### JOB
Write out the records again, exactly, leaving none out.

Figure dataset records:
§ §
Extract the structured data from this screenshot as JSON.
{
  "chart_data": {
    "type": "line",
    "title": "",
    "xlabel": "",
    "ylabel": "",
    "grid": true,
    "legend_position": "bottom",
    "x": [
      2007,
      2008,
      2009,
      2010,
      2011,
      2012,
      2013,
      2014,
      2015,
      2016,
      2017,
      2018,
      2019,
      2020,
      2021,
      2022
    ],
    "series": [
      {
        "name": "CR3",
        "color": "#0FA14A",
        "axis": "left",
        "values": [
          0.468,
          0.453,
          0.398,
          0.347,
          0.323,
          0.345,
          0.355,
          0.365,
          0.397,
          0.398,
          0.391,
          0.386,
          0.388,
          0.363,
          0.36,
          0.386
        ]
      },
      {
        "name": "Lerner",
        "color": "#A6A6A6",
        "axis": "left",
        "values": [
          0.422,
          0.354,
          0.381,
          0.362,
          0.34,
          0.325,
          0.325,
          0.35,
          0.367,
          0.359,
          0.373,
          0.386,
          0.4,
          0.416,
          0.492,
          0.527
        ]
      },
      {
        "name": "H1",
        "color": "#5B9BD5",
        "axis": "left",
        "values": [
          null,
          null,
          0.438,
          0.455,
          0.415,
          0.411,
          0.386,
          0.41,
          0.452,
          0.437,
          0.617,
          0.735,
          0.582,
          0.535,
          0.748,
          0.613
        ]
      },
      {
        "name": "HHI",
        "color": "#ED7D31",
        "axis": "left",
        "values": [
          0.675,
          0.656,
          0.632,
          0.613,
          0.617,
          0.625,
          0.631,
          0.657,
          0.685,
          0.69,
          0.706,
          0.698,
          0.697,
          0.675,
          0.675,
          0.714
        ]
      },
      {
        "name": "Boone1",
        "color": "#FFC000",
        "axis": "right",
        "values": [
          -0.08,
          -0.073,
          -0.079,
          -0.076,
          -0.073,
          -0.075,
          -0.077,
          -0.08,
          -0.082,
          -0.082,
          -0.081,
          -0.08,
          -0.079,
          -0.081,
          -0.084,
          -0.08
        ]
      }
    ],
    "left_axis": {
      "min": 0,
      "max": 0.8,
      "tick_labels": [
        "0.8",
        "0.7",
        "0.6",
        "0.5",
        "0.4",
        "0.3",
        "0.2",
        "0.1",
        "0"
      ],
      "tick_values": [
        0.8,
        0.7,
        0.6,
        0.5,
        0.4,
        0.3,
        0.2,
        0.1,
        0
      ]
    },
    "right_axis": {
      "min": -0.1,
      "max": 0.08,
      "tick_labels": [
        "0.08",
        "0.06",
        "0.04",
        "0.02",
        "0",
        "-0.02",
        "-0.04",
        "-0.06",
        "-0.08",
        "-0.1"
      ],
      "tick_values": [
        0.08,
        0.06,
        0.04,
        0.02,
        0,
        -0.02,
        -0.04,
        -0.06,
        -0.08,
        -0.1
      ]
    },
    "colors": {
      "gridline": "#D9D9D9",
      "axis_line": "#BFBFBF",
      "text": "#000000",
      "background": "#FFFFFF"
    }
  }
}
§ §
### FULL OUTPUT
Extract the structured data from this screenshot as JSON.
{
  "chart_data": {
    "type": "line",
    "title": "",
    "xlabel": "",
    "ylabel": "",
    "grid": true,
    "legend_position": "bottom",
    "x": [
      2007,
      2008,
      2009,
      2010,
      2011,
      2012,
      2013,
      2014,
      2015,
      2016,
      2017,
      2018,
      2019,
      2020,
      2021,
      2022
    ],
    "series": [
      {
        "name": "CR3",
        "color": "#0FA14A",
        "axis": "left",
        "values": [
          0.468,
          0.453,
          0.398,
          0.347,
          0.323,
          0.345,
          0.355,
          0.365,
          0.397,
          0.398,
          0.391,
          0.386,
          0.388,
          0.363,
          0.36,
          0.386
        ]
      },
      {
        "name": "Lerner",
        "color": "#A6A6A6",
        "axis": "left",
        "values": [
          0.422,
          0.354,
          0.381,
          0.362,
          0.34,
          0.325,
          0.325,
          0.35,
          0.367,
          0.359,
          0.373,
          0.386,
          0.4,
          0.416,
          0.492,
          0.527
        ]
      },
      {
        "name": "H1",
        "color": "#5B9BD5",
        "axis": "left",
        "values": [
          null,
          null,
          0.438,
          0.455,
          0.415,
          0.411,
          0.386,
          0.41,
          0.452,
          0.437,
          0.617,
          0.735,
          0.582,
          0.535,
          0.748,
          0.613
        ]
      },
      {
        "name": "HHI",
        "color": "#ED7D31",
        "axis": "left",
        "values": [
          0.675,
          0.656,
          0.632,
          0.613,
          0.617,
          0.625,
          0.631,
          0.657,
          0.685,
          0.69,
          0.706,
          0.698,
          0.697,
          0.675,
          0.675,
          0.714
        ]
      },
      {
        "name": "Boone1",
        "color": "#FFC000",
        "axis": "right",
        "values": [
          -0.08,
          -0.073,
          -0.079,
          -0.076,
          -0.073,
          -0.075,
          -0.077,
          -0.08,
          -0.082,
          -0.082,
          -0.081,
          -0.08,
          -0.079,
          -0.081,
          -0.084,
          -0.08
        ]
      }
    ],
    "left_axis": {
      "min": 0,
      "max": 0.8,
      "tick_labels": [
        "0.8",
        "0.7",
        "0.6",
        "0.5",
        "0.4",
        "0.3",
        "0.2",
        "0.1",
        "0"
      ],
      "tick_values": [
        0.8,
        0.7,
        0.6,
        0.5,
        0.4,
        0.3,
        0.2,
        0.1,
        0
      ]
    },
    "right_axis": {
      "min": -0.1,
      "max": 0.08,
      "tick_labels": [
        "0.08",
        "0.06",
        "0.04",
        "0.02",
        "0",
        "-0.02",
        "-0.04",
        "-0.06",
        "-0.08",
        "-0.1"
      ],
      "tick_values": [
        0.08,
        0.06,
        0.04,
        0.02,
        0,
        -0.02,
        -0.04,
        -0.06,
        -0.08,
        -0.1
      ]
    },
    "colors": {
      "gridline": "#D9D9D9",
      "axis_line": "#BFBFBF",
      "text": "#000000",
      "background": "#FFFFFF"
    }
  }
}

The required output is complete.